OBJECTIVE: Reproduce all of the material exactly as shown.

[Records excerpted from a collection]
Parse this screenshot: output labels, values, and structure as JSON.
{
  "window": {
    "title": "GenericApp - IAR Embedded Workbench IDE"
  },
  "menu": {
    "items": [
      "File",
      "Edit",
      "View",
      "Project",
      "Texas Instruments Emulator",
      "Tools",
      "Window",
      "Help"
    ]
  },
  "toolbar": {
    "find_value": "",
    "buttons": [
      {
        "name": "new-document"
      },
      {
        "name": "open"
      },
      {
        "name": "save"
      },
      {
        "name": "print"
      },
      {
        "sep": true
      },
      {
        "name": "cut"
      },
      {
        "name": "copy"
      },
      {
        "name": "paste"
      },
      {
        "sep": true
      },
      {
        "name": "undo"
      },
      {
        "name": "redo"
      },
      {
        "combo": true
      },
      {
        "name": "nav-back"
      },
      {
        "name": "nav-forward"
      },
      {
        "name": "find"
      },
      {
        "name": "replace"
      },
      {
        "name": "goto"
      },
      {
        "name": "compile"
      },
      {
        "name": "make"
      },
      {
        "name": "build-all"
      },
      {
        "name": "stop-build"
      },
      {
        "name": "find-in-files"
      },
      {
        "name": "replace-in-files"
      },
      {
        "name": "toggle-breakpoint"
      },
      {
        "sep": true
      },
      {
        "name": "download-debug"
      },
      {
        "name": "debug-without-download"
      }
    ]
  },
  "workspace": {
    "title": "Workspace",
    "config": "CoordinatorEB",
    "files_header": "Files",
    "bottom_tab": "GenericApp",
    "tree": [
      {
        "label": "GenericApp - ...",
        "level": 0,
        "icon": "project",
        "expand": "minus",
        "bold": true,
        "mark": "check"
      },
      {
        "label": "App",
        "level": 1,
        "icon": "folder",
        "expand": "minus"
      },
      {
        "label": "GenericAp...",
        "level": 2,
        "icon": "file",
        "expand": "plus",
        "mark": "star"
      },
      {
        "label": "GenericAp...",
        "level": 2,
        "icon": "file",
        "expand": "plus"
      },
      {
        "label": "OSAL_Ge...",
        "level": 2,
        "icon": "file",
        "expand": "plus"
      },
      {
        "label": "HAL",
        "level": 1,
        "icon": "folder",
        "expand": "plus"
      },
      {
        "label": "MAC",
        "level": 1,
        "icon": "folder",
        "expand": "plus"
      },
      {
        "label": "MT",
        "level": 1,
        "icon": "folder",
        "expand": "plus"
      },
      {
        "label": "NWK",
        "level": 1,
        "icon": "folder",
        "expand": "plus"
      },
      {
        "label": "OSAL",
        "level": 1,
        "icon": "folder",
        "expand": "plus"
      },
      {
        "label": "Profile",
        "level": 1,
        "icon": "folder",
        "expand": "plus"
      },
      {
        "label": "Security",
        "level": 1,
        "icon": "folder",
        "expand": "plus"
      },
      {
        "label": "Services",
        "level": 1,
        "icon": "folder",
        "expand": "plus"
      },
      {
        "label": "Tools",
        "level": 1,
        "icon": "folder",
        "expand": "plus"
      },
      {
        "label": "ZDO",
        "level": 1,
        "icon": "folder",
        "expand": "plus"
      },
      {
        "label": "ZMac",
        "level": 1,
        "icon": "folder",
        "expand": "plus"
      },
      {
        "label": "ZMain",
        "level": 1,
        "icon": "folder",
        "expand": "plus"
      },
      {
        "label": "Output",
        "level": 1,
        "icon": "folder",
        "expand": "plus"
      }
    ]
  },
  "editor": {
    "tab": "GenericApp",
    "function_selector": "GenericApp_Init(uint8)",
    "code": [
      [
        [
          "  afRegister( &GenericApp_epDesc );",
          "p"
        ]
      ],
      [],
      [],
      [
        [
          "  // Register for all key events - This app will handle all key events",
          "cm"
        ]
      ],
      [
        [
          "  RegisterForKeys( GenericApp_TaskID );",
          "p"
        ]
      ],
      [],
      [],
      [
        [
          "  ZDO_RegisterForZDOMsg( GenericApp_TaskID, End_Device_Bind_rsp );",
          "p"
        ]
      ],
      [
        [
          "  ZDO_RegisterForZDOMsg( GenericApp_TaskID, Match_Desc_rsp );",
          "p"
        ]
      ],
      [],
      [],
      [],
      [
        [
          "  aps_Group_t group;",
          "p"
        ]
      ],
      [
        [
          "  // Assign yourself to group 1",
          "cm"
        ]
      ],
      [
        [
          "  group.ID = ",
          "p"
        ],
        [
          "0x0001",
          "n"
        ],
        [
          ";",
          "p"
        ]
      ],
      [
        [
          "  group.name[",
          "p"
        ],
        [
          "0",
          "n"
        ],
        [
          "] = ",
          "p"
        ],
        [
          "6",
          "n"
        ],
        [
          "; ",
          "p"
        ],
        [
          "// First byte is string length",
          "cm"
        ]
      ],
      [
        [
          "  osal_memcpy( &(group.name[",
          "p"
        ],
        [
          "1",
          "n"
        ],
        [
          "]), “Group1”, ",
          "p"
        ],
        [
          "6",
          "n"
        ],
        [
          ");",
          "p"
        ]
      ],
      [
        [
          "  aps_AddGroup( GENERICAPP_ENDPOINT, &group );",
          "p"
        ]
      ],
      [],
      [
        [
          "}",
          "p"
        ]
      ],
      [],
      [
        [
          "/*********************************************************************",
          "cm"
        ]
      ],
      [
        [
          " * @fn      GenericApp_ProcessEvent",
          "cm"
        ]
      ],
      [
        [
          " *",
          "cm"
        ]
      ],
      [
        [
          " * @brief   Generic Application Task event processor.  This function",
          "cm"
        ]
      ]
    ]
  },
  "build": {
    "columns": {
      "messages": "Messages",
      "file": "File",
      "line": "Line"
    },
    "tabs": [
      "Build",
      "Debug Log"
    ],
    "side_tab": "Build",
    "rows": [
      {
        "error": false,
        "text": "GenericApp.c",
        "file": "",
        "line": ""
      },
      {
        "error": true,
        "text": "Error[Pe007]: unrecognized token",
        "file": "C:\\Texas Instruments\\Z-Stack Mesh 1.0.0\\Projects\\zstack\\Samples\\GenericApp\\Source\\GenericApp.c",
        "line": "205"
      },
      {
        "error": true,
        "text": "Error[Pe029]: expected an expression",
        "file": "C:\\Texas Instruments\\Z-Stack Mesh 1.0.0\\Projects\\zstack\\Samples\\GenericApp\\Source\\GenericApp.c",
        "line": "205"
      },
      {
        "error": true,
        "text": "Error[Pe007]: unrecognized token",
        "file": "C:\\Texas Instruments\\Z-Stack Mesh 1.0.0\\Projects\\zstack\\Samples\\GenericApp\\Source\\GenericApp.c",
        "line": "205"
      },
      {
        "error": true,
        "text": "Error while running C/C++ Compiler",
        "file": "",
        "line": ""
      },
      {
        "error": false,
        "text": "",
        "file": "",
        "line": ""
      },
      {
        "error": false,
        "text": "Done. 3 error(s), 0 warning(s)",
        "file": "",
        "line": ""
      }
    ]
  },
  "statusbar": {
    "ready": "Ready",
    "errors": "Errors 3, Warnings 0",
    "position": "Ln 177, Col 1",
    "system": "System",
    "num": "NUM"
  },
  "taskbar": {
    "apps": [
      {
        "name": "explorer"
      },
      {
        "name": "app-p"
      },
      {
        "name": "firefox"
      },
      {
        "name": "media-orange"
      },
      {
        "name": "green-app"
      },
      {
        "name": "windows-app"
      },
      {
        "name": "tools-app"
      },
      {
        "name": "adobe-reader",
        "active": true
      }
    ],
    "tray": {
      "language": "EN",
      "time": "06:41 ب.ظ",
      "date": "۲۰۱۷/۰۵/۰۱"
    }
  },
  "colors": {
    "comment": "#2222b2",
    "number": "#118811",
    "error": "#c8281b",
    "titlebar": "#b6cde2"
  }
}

RESULT OF THE EXERCISE:
Parse this screenshot: output labels, values, and structure as JSON.
{
  "window": {
    "title": "GenericApp - IAR Embedded Workbench IDE"
  },
  "menu": {
    "items": [
      "File",
      "Edit",
      "View",
      "Project",
      "Texas Instruments Emulator",
      "Tools",
      "Window",
      "Help"
    ]
  },
  "toolbar": {
    "find_value": "",
    "buttons": [
      {
        "name": "new-document"
      },
      {
        "name": "open"
      },
      {
        "name": "save"
      },
      {
        "name": "print"
      },
      {
        "sep": true
      },
      {
        "name": "cut"
      },
      {
        "name": "copy"
      },
      {
        "name": "paste"
      },
      {
        "sep": true
      },
      {
        "name": "undo"
      },
      {
        "name": "redo"
      },
      {
        "combo": true
      },
      {
        "name": "nav-back"
      },
      {
        "name": "nav-forward"
      },
      {
        "name": "find"
      },
      {
        "name": "replace"
      },
      {
        "name": "goto"
      },
      {
        "name": "compile"
      },
      {
        "name": "make"
      },
      {
        "name": "build-all"
      },
      {
        "name": "stop-build"
      },
      {
        "name": "find-in-files"
      },
      {
        "name": "replace-in-files"
      },
      {
        "name": "toggle-breakpoint"
      },
      {
        "sep": true
      },
      {
        "name": "download-debug"
      },
      {
        "name": "debug-without-download"
      }
    ]
  },
  "workspace": {
    "title": "Workspace",
    "config": "CoordinatorEB",
    "files_header": "Files",
    "bottom_tab": "GenericApp",
    "tree": [
      {
        "label": "GenericApp - ...",
        "level": 0,
        "icon": "project",
        "expand": "minus",
        "bold": true,
        "mark": "check"
      },
      {
        "label": "App",
        "level": 1,
        "icon": "folder",
        "expand": "minus"
      },
      {
        "label": "GenericAp...",
        "level": 2,
        "icon": "file",
        "expand": "plus",
        "mark": "star"
      },
      {
        "label": "GenericAp...",
        "level": 2,
        "icon": "file",
        "expand": "plus"
      },
      {
        "label": "OSAL_Ge...",
        "level": 2,
        "icon": "file",
        "expand": "plus"
      },
      {
        "label": "HAL",
        "level": 1,
        "icon": "folder",
        "expand": "plus"
      },
      {
        "label": "MAC",
        "level": 1,
        "icon": "folder",
        "expand": "plus"
      },
      {
        "label": "MT",
        "level": 1,
        "icon": "folder",
        "expand": "plus"
      },
      {
        "label": "NWK",
        "level": 1,
        "icon": "folder",
        "expand": "plus"
      },
      {
        "label": "OSAL",
        "level": 1,
        "icon": "folder",
        "expand": "plus"
      },
      {
        "label": "Profile",
        "level": 1,
        "icon": "folder",
        "expand": "plus"
      },
      {
        "label": "Security",
        "level": 1,
        "icon": "folder",
        "expand": "plus"
      },
      {
        "label": "Services",
        "level": 1,
        "icon": "folder",
        "expand": "plus"
      },
      {
        "label": "Tools",
        "level": 1,
        "icon": "folder",
        "expand": "plus"
      },
      {
        "label": "ZDO",
        "level": 1,
        "icon": "folder",
        "expand": "plus"
      },
      {
        "label": "ZMac",
        "level": 1,
        "icon": "folder",
        "expand": "plus"
      },
      {
        "label": "ZMain",
        "level": 1,
        "icon": "folder",
        "expand": "plus"
      },
      {
        "label": "Output",
        "level": 1,
        "icon": "folder",
        "expand": "plus"
      }
    ]
  },
  "editor": {
    "tab": "GenericApp",
    "function_selector": "GenericApp_Init(uint8)",
    "code": [
      [
        [
          "  afRegister( &GenericApp_epDesc );",
          "p"
        ]
      ],
      [],
      [],
      [
        [
          "  // Register for all key events - This app will handle all key events",
          "cm"
        ]
      ],
      [
        [
          "  RegisterForKeys( GenericApp_TaskID );",
          "p"
        ]
      ],
      [],
      [],
      [
        [
          "  ZDO_RegisterForZDOMsg( GenericApp_TaskID, End_Device_Bind_rsp );",
          "p"
        ]
      ],
      [
        [
          "  ZDO_RegisterForZDOMsg( GenericApp_TaskID, Match_Desc_rsp );",
          "p"
        ]
      ],
      [],
      [],
      [],
      [
        [
          "  aps_Group_t group;",
          "p"
        ]
      ],
      [
        [
          "  // Assign yourself to group 1",
          "cm"
        ]
      ],
      [
        [
          "  group.ID = ",
          "p"
        ],
        [
          "0x0001",
          "n"
        ],
        [
          ";",
          "p"
        ]
      ],
      [
        [
          "  group.name[",
          "p"
        ],
        [
          "0",
          "n"
        ],
        [
          "] = ",
          "p"
        ],
        [
          "6",
          "n"
        ],
        [
          "; ",
          "p"
        ],
        [
          "// First byte is string length",
          "cm"
        ]
      ],
      [
        [
          "  osal_memcpy( &(group.name[",
          "p"
        ],
        [
          "1",
          "n"
        ],
        [
          "]), “Group1”, ",
          "p"
        ],
        [
          "6",
          "n"
        ],
        [
          ");",
          "p"
        ]
      ],
      [
        [
          "  aps_AddGroup( GENERICAPP_ENDPOINT, &group );",
          "p"
        ]
      ],
      [],
      [
        [
          "}",
          "p"
        ]
      ],
      [],
      [
        [
          "/*********************************************************************",
          "cm"
        ]
      ],
      [
        [
          " * @fn      GenericApp_ProcessEvent",
          "cm"
        ]
      ],
      [
        [
          " *",
          "cm"
        ]
      ],
      [
        [
          " * @brief   Generic Application Task event processor.  This function",
          "cm"
        ]
      ]
    ]
  },
  "build": {
    "columns": {
      "messages": "Messages",
      "file": "File",
      "line": "Line"
    },
    "tabs": [
      "Build",
      "Debug Log"
    ],
    "side_tab": "Build",
    "rows": [
      {
        "error": false,
        "text": "GenericApp.c",
        "file": "",
        "line": ""
      },
      {
        "error": true,
        "text": "Error[Pe007]: unrecognized token",
        "file": "C:\\Texas Instruments\\Z-Stack Mesh 1.0.0\\Projects\\zstack\\Samples\\GenericApp\\Source\\GenericApp.c",
        "line": "205"
      },
      {
        "error": true,
        "text": "Error[Pe029]: expected an expression",
        "file": "C:\\Texas Instruments\\Z-Stack Mesh 1.0.0\\Projects\\zstack\\Samples\\GenericApp\\Source\\GenericApp.c",
        "line": "205"
      },
      {
        "error": true,
        "text": "Error[Pe007]: unrecognized token",
        "file": "C:\\Texas Instruments\\Z-Stack Mesh 1.0.0\\Projects\\zstack\\Samples\\GenericApp\\Source\\GenericApp.c",
        "line": "205"
      },
      {
        "error": true,
        "text": "Error while running C/C++ Compiler",
        "file": "",
        "line": ""
      },
      {
        "error": false,
        "text": "",
        "file": "",
        "line": ""
      },
      {
        "error": false,
        "text": "Done. 3 error(s), 0 warning(s)",
        "file": "",
        "line": ""
      }
    ]
  },
  "statusbar": {
    "ready": "Ready",
    "errors": "Errors 3, Warnings 0",
    "position": "Ln 177, Col 1",
    "system": "System",
    "num": "NUM"
  },
  "taskbar": {
    "apps": [
      {
        "name": "explorer"
      },
      {
        "name": "app-p"
      },
      {
        "name": "firefox"
      },
      {
        "name": "media-orange"
      },
      {
        "name": "green-app"
      },
      {
        "name": "windows-app"
      },
      {
        "name": "tools-app"
      },
      {
        "name": "adobe-reader",
        "active": true
      }
    ],
    "tray": {
      "language": "EN",
      "time": "06:41 ب.ظ",
      "date": "۲۰۱۷/۰۵/۰۱"
    }
  },
  "colors": {
    "comment": "#2222b2",
    "number": "#118811",
    "error": "#c8281b",
    "titlebar": "#b6cde2"
  }
}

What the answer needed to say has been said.